_Exercise description_.
Wherever the word "tops" shows up in a line, please copy that line.

───── Listed records

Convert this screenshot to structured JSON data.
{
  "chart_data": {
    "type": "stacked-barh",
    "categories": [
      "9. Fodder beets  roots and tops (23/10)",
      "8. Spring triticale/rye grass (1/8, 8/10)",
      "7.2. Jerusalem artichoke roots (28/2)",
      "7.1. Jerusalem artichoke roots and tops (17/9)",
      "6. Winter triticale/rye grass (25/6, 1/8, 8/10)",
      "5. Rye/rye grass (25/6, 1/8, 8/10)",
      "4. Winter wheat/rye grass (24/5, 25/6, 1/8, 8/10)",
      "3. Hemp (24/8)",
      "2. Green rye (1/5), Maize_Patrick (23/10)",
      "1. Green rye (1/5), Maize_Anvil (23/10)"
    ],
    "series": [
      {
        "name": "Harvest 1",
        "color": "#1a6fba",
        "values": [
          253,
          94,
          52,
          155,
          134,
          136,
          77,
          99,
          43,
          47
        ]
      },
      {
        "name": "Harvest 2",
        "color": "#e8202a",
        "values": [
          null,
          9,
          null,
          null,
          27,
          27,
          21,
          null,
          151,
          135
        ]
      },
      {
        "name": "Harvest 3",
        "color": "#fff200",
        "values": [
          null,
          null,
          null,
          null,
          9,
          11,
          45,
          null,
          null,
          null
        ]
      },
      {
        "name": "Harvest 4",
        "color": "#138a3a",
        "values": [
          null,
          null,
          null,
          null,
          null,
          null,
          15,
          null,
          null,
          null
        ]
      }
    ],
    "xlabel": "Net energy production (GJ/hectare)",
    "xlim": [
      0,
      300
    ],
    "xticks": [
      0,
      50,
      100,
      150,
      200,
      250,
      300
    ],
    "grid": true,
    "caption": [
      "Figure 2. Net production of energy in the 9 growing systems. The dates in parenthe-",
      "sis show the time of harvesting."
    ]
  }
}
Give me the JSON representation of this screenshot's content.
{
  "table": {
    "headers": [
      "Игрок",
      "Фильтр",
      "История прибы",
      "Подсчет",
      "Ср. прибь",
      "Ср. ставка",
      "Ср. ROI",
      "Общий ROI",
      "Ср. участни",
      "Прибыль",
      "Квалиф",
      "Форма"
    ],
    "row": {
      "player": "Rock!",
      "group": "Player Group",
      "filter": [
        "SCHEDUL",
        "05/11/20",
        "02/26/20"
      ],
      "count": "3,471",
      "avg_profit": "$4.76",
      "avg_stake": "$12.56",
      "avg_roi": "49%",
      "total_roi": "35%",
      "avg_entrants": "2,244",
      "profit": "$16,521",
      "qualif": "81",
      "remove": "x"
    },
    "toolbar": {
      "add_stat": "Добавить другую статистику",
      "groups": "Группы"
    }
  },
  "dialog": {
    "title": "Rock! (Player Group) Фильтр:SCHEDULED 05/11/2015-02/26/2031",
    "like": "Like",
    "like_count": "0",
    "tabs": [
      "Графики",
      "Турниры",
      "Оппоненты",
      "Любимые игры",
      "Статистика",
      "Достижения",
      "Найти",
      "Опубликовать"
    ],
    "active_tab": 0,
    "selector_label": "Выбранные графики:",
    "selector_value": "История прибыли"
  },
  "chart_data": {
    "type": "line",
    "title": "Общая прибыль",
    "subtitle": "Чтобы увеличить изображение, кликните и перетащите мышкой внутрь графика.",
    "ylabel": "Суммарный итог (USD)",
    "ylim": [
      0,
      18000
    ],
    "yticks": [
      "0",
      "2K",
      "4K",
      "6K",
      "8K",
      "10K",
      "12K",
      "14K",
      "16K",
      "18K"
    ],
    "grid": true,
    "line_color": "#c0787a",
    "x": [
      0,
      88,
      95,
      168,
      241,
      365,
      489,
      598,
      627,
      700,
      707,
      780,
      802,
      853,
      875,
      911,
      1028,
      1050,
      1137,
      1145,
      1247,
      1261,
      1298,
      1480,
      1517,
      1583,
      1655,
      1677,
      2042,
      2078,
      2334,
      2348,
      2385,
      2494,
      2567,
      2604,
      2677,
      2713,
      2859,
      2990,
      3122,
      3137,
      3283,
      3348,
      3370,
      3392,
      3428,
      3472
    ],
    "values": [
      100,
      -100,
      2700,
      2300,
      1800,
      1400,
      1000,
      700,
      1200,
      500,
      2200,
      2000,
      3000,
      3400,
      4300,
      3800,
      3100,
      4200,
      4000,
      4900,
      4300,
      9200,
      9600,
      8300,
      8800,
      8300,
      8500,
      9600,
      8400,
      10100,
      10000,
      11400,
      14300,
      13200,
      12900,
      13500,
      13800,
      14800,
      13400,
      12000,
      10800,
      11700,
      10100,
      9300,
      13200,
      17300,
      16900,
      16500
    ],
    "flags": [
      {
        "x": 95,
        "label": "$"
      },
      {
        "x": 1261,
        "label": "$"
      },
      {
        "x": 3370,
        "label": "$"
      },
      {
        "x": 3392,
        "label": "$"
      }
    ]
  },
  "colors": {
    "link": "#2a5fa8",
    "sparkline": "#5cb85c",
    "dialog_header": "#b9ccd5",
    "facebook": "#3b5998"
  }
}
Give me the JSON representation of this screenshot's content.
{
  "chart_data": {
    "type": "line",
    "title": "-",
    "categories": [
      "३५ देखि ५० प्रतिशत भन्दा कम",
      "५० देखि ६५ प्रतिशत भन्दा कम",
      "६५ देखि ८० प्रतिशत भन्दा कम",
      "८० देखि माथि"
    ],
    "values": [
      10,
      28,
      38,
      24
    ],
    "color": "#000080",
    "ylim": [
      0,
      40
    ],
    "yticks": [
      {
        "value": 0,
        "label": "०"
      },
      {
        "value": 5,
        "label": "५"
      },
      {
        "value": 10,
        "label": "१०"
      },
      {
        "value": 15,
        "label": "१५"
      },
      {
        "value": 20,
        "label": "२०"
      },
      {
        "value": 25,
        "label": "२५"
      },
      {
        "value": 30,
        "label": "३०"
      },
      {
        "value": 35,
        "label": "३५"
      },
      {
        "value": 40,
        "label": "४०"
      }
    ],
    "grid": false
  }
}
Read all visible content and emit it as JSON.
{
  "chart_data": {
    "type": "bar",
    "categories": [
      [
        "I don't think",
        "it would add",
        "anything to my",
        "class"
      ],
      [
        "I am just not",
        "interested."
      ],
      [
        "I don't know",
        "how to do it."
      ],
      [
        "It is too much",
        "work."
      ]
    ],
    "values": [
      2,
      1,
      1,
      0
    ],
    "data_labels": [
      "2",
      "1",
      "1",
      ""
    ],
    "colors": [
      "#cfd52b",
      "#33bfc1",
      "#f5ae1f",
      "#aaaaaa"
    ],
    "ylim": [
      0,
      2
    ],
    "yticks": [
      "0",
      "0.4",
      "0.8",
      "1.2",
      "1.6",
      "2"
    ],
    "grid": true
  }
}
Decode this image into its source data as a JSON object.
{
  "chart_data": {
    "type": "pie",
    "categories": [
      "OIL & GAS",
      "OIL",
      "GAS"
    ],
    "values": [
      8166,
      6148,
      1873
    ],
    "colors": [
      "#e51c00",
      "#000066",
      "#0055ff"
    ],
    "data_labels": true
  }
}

──────────

_Problem solution_.
      "9. Fodder beets  roots and tops (23/10)",
      "7.1. Jerusalem artichoke roots and tops (17/9)",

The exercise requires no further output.